▸ Set problem
Please repeat all of the lines that follow, exactly as written.

▸ Stored rows
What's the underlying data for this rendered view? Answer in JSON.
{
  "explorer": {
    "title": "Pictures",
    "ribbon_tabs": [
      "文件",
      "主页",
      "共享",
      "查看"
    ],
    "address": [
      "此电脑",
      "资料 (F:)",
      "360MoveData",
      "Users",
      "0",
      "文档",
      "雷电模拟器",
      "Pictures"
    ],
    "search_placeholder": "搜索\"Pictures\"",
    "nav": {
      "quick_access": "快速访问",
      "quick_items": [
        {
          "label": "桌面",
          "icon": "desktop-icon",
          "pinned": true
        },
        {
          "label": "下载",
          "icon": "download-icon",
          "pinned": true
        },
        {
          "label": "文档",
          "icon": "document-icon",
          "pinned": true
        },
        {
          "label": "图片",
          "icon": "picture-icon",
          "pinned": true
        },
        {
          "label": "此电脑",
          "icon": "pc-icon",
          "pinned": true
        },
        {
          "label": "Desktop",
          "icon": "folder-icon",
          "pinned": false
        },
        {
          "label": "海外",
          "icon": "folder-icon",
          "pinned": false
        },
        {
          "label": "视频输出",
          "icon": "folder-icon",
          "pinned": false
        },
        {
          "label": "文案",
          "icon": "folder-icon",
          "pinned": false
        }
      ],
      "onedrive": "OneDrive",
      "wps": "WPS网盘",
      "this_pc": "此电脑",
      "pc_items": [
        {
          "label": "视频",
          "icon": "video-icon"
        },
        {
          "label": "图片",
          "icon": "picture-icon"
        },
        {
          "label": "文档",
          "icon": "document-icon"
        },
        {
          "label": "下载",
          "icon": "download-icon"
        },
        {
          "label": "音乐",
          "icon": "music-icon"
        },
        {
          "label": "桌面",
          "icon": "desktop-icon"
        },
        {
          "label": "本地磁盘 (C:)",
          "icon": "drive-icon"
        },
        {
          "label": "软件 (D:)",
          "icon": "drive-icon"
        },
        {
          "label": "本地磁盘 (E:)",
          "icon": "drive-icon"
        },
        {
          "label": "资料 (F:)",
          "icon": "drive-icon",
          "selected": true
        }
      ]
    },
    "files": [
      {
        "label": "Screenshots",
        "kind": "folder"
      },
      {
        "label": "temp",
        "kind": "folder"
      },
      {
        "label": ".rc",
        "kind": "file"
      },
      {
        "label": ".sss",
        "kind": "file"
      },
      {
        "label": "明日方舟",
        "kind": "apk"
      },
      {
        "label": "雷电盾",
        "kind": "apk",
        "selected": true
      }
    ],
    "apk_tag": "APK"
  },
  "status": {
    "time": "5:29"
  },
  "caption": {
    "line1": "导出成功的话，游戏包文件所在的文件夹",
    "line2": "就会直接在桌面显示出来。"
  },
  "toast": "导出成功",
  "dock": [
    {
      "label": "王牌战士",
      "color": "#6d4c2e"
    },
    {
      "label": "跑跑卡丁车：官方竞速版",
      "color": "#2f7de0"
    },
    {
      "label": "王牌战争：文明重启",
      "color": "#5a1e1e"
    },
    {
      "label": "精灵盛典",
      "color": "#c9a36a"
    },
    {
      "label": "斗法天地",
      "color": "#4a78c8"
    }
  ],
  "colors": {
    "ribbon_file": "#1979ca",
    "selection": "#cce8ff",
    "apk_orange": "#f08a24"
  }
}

▸ Written solution
What's the underlying data for this rendered view? Answer in JSON.
{
  "explorer": {
    "title": "Pictures",
    "ribbon_tabs": [
      "文件",
      "主页",
      "共享",
      "查看"
    ],
    "address": [
      "此电脑",
      "资料 (F:)",
      "360MoveData",
      "Users",
      "0",
      "文档",
      "雷电模拟器",
      "Pictures"
    ],
    "search_placeholder": "搜索\"Pictures\"",
    "nav": {
      "quick_access": "快速访问",
      "quick_items": [
        {
          "label": "桌面",
          "icon": "desktop-icon",
          "pinned": true
        },
        {
          "label": "下载",
          "icon": "download-icon",
          "pinned": true
        },
        {
          "label": "文档",
          "icon": "document-icon",
          "pinned": true
        },
        {
          "label": "图片",
          "icon": "picture-icon",
          "pinned": true
        },
        {
          "label": "此电脑",
          "icon": "pc-icon",
          "pinned": true
        },
        {
          "label": "Desktop",
          "icon": "folder-icon",
          "pinned": false
        },
        {
          "label": "海外",
          "icon": "folder-icon",
          "pinned": false
        },
        {
          "label": "视频输出",
          "icon": "folder-icon",
          "pinned": false
        },
        {
          "label": "文案",
          "icon": "folder-icon",
          "pinned": false
        }
      ],
      "onedrive": "OneDrive",
      "wps": "WPS网盘",
      "this_pc": "此电脑",
      "pc_items": [
        {
          "label": "视频",
          "icon": "video-icon"
        },
        {
          "label": "图片",
          "icon": "picture-icon"
        },
        {
          "label": "文档",
          "icon": "document-icon"
        },
        {
          "label": "下载",
          "icon": "download-icon"
        },
        {
          "label": "音乐",
          "icon": "music-icon"
        },
        {
          "label": "桌面",
          "icon": "desktop-icon"
        },
        {
          "label": "本地磁盘 (C:)",
          "icon": "drive-icon"
        },
        {
          "label": "软件 (D:)",
          "icon": "drive-icon"
        },
        {
          "label": "本地磁盘 (E:)",
          "icon": "drive-icon"
        },
        {
          "label": "资料 (F:)",
          "icon": "drive-icon",
          "selected": true
        }
      ]
    },
    "files": [
      {
        "label": "Screenshots",
        "kind": "folder"
      },
      {
        "label": "temp",
        "kind": "folder"
      },
      {
        "label": ".rc",
        "kind": "file"
      },
      {
        "label": ".sss",
        "kind": "file"
      },
      {
        "label": "明日方舟",
        "kind": "apk"
      },
      {
        "label": "雷电盾",
        "kind": "apk",
        "selected": true
      }
    ],
    "apk_tag": "APK"
  },
  "status": {
    "time": "5:29"
  },
  "caption": {
    "line1": "导出成功的话，游戏包文件所在的文件夹",
    "line2": "就会直接在桌面显示出来。"
  },
  "toast": "导出成功",
  "dock": [
    {
      "label": "王牌战士",
      "color": "#6d4c2e"
    },
    {
      "label": "跑跑卡丁车：官方竞速版",
      "color": "#2f7de0"
    },
    {
      "label": "王牌战争：文明重启",
      "color": "#5a1e1e"
    },
    {
      "label": "精灵盛典",
      "color": "#c9a36a"
    },
    {
      "label": "斗法天地",
      "color": "#4a78c8"
    }
  ],
  "colors": {
    "ribbon_file": "#1979ca",
    "selection": "#cce8ff",
    "apk_orange": "#f08a24"
  }
}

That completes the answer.